_Task instructions_:
Check every line of the data below for the string "ylabel", and copy the ones that hold it.
##### Data #####
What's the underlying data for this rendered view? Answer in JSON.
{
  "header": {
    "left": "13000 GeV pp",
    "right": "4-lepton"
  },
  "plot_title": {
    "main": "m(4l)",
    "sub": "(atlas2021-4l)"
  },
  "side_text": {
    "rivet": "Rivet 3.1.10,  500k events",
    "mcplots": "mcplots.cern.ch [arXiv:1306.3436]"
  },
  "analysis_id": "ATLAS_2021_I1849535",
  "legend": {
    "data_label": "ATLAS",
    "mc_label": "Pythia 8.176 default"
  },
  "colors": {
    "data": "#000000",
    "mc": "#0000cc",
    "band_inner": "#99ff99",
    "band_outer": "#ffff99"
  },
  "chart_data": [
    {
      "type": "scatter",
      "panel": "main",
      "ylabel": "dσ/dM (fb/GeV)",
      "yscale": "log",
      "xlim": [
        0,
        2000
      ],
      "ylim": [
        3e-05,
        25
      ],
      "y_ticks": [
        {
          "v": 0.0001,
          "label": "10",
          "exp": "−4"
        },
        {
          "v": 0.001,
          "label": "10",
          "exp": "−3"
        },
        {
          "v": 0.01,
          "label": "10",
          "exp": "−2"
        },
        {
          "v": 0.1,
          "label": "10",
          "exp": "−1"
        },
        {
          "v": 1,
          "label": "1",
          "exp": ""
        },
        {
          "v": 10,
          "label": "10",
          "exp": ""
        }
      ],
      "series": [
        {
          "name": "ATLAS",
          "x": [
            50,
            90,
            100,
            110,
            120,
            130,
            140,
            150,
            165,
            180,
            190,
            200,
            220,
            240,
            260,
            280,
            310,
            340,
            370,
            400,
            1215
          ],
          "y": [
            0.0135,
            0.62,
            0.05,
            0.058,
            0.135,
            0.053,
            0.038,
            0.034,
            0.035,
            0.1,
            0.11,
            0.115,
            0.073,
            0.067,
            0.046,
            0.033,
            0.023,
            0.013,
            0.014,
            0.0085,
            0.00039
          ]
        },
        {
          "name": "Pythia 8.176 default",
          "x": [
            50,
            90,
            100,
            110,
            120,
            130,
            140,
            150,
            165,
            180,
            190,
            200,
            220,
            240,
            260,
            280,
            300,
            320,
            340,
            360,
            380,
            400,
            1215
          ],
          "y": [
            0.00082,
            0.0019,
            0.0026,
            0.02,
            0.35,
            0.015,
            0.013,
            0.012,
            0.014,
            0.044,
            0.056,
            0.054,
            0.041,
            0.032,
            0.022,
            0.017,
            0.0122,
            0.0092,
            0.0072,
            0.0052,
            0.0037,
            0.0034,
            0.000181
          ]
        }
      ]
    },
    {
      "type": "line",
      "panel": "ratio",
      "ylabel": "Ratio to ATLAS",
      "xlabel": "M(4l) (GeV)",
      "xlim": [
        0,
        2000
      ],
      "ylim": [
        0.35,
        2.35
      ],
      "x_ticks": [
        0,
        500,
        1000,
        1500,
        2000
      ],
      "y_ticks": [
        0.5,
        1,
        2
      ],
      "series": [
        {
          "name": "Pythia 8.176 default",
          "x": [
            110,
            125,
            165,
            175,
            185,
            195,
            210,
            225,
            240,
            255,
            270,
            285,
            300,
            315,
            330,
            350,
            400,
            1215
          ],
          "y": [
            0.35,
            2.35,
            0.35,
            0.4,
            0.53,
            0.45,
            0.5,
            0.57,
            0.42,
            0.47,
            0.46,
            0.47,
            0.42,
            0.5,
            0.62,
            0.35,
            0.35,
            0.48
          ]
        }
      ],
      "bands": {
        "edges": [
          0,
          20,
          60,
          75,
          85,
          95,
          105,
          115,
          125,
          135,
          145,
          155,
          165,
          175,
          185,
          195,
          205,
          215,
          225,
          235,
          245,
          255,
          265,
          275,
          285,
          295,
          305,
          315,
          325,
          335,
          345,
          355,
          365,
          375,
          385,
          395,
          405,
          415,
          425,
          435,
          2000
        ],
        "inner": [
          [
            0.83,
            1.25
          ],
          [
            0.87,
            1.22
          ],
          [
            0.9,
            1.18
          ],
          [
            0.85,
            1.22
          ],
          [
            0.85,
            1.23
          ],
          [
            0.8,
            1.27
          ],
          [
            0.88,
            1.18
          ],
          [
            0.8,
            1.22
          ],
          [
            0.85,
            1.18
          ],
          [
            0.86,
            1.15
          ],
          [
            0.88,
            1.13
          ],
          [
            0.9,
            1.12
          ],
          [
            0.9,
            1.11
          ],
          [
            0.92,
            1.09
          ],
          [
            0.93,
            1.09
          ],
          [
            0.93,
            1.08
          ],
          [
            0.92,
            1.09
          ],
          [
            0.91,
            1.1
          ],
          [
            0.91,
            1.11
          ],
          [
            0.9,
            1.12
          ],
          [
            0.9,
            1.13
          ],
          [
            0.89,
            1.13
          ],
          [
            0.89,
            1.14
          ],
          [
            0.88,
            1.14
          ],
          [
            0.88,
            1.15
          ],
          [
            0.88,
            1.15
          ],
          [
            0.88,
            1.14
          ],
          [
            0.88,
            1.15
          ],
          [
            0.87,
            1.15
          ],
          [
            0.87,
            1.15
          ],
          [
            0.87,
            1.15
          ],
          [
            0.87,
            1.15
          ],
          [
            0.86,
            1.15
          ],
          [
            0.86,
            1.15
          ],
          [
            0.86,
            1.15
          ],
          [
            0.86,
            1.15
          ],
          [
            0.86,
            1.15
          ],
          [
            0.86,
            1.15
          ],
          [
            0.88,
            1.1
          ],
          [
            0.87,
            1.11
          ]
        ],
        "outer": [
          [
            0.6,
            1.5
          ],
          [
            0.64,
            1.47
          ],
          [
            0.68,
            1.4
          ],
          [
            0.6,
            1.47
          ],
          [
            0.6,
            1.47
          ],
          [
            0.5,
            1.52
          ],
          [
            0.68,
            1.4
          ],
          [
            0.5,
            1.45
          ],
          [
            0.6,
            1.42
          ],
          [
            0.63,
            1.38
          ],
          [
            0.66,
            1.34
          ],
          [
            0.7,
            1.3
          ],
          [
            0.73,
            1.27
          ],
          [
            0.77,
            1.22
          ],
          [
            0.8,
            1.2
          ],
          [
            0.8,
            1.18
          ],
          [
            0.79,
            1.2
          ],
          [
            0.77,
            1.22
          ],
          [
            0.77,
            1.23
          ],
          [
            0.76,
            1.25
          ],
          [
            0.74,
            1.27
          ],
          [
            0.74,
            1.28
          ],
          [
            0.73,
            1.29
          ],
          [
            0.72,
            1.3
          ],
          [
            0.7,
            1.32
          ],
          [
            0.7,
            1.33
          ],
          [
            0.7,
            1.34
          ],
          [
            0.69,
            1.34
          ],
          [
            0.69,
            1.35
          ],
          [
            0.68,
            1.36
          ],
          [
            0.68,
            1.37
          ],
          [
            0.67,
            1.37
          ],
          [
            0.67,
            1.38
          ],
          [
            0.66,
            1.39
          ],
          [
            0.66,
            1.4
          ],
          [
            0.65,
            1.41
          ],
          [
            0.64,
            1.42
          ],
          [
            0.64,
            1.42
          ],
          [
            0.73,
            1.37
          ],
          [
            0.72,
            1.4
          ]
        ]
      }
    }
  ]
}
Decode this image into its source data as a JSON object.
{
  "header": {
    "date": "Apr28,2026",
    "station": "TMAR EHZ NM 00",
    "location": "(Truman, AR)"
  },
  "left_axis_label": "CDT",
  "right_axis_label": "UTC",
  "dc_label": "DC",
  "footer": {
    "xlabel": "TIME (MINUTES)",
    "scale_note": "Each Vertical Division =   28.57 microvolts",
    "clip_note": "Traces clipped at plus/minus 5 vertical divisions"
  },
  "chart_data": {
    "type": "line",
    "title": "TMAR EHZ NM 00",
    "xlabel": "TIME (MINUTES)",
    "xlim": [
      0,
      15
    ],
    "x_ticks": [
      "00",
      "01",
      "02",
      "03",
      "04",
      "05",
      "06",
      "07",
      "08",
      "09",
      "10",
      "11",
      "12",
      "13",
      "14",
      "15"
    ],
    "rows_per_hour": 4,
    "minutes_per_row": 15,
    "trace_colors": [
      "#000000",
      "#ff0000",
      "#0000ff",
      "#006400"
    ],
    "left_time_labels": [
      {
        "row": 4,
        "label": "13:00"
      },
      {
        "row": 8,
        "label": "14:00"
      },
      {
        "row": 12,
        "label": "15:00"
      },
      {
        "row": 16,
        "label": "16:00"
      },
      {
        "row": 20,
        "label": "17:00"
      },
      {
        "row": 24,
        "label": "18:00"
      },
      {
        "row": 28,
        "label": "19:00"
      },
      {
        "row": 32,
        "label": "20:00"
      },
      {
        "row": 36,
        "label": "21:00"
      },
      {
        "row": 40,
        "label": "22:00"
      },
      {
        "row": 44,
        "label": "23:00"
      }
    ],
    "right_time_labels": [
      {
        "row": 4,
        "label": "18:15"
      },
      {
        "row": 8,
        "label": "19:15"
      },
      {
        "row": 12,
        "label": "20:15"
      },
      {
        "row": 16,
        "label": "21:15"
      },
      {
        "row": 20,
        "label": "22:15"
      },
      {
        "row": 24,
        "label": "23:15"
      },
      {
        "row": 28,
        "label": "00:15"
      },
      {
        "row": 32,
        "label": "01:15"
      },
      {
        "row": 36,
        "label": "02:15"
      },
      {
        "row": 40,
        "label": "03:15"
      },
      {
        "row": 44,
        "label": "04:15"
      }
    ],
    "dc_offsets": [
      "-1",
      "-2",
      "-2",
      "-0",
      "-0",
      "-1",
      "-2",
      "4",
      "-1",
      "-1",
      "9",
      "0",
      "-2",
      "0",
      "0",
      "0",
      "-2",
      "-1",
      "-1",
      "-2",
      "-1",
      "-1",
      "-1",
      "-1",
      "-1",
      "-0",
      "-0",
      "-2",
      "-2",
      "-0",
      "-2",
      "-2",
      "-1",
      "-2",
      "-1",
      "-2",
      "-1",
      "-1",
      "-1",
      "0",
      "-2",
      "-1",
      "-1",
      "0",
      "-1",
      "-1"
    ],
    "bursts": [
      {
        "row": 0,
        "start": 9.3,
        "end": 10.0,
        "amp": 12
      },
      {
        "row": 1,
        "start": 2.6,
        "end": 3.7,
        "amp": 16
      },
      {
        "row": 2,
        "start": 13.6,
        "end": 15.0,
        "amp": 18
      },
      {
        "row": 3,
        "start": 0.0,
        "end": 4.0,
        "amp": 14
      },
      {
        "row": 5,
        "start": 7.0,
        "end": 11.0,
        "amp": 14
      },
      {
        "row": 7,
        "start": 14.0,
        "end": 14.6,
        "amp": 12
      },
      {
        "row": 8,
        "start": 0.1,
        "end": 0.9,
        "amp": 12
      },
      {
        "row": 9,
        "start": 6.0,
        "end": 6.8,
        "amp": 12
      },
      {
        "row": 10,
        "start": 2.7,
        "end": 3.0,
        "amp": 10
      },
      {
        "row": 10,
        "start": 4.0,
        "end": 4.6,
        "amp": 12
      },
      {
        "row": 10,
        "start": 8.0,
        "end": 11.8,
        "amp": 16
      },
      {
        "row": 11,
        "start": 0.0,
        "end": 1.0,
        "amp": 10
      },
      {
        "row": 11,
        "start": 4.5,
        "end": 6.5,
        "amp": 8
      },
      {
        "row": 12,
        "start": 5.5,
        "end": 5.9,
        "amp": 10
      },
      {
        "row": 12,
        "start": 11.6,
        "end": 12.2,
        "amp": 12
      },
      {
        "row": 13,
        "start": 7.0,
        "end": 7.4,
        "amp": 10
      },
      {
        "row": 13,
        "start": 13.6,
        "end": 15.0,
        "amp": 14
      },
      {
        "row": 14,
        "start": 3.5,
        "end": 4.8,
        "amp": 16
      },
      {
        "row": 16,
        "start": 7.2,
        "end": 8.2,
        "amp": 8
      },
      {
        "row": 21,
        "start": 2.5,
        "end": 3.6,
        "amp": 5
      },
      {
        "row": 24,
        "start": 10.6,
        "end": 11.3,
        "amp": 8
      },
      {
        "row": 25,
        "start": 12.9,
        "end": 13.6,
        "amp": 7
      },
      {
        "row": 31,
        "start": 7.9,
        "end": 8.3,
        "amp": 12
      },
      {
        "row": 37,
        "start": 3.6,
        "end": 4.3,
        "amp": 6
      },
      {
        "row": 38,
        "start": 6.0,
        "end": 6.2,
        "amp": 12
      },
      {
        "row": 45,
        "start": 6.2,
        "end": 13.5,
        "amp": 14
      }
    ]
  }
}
#####
_Exercise response_:
      "ylabel": "dσ/dM (fb/GeV)",
      "ylabel": "Ratio to ATLAS",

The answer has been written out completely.